Extracted records
begin

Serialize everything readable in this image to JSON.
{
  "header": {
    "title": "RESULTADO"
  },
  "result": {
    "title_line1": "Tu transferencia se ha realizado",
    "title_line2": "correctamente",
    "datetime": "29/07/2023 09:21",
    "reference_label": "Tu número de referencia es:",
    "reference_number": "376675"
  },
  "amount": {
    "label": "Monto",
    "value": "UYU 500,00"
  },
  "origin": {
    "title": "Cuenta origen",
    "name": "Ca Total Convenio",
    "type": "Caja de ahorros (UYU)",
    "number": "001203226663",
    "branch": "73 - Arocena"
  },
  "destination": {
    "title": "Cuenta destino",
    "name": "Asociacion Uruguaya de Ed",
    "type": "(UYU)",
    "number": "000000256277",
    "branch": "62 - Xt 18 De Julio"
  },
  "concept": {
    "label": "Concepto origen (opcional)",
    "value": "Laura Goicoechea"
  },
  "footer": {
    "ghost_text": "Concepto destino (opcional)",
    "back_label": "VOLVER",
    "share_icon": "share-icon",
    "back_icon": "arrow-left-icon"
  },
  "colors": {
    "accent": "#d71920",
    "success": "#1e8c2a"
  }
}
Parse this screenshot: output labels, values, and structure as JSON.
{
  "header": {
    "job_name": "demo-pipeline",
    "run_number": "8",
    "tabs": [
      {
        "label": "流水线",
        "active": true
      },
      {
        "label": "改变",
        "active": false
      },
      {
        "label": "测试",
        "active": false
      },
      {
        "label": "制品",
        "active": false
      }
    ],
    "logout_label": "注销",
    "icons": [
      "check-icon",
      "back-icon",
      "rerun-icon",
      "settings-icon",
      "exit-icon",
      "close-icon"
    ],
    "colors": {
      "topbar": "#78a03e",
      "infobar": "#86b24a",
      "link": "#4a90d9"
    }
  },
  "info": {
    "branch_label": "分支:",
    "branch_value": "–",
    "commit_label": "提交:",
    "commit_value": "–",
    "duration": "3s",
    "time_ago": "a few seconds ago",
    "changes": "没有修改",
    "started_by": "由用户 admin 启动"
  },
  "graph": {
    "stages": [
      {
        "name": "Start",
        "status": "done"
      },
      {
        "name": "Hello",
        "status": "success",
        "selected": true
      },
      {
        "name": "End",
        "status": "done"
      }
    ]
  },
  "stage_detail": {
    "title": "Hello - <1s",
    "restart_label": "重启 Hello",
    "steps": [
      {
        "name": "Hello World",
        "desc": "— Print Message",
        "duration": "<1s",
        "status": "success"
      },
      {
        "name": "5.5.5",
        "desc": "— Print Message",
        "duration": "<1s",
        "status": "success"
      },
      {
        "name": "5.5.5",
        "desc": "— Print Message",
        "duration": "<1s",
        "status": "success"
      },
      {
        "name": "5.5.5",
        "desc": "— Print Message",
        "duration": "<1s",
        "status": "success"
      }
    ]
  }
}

end

Set down the listing in full, keeping every word exactly as it is.

TASK OUTPUT:
Serialize everything readable in this image to JSON.
{
  "header": {
    "title": "RESULTADO"
  },
  "result": {
    "title_line1": "Tu transferencia se ha realizado",
    "title_line2": "correctamente",
    "datetime": "29/07/2023 09:21",
    "reference_label": "Tu número de referencia es:",
    "reference_number": "376675"
  },
  "amount": {
    "label": "Monto",
    "value": "UYU 500,00"
  },
  "origin": {
    "title": "Cuenta origen",
    "name": "Ca Total Convenio",
    "type": "Caja de ahorros (UYU)",
    "number": "001203226663",
    "branch": "73 - Arocena"
  },
  "destination": {
    "title": "Cuenta destino",
    "name": "Asociacion Uruguaya de Ed",
    "type": "(UYU)",
    "number": "000000256277",
    "branch": "62 - Xt 18 De Julio"
  },
  "concept": {
    "label": "Concepto origen (opcional)",
    "value": "Laura Goicoechea"
  },
  "footer": {
    "ghost_text": "Concepto destino (opcional)",
    "back_label": "VOLVER",
    "share_icon": "share-icon",
    "back_icon": "arrow-left-icon"
  },
  "colors": {
    "accent": "#d71920",
    "success": "#1e8c2a"
  }
}
Parse this screenshot: output labels, values, and structure as JSON.
{
  "header": {
    "job_name": "demo-pipeline",
    "run_number": "8",
    "tabs": [
      {
        "label": "流水线",
        "active": true
      },
      {
        "label": "改变",
        "active": false
      },
      {
        "label": "测试",
        "active": false
      },
      {
        "label": "制品",
        "active": false
      }
    ],
    "logout_label": "注销",
    "icons": [
      "check-icon",
      "back-icon",
      "rerun-icon",
      "settings-icon",
      "exit-icon",
      "close-icon"
    ],
    "colors": {
      "topbar": "#78a03e",
      "infobar": "#86b24a",
      "link": "#4a90d9"
    }
  },
  "info": {
    "branch_label": "分支:",
    "branch_value": "–",
    "commit_label": "提交:",
    "commit_value": "–",
    "duration": "3s",
    "time_ago": "a few seconds ago",
    "changes": "没有修改",
    "started_by": "由用户 admin 启动"
  },
  "graph": {
    "stages": [
      {
        "name": "Start",
        "status": "done"
      },
      {
        "name": "Hello",
        "status": "success",
        "selected": true
      },
      {
        "name": "End",
        "status": "done"
      }
    ]
  },
  "stage_detail": {
    "title": "Hello - <1s",
    "restart_label": "重启 Hello",
    "steps": [
      {
        "name": "Hello World",
        "desc": "— Print Message",
        "duration": "<1s",
        "status": "success"
      },
      {
        "name": "5.5.5",
        "desc": "— Print Message",
        "duration": "<1s",
        "status": "success"
      },
      {
        "name": "5.5.5",
        "desc": "— Print Message",
        "duration": "<1s",
        "status": "success"
      },
      {
        "name": "5.5.5",
        "desc": "— Print Message",
        "duration": "<1s",
        "status": "success"
      }
    ]
  }
}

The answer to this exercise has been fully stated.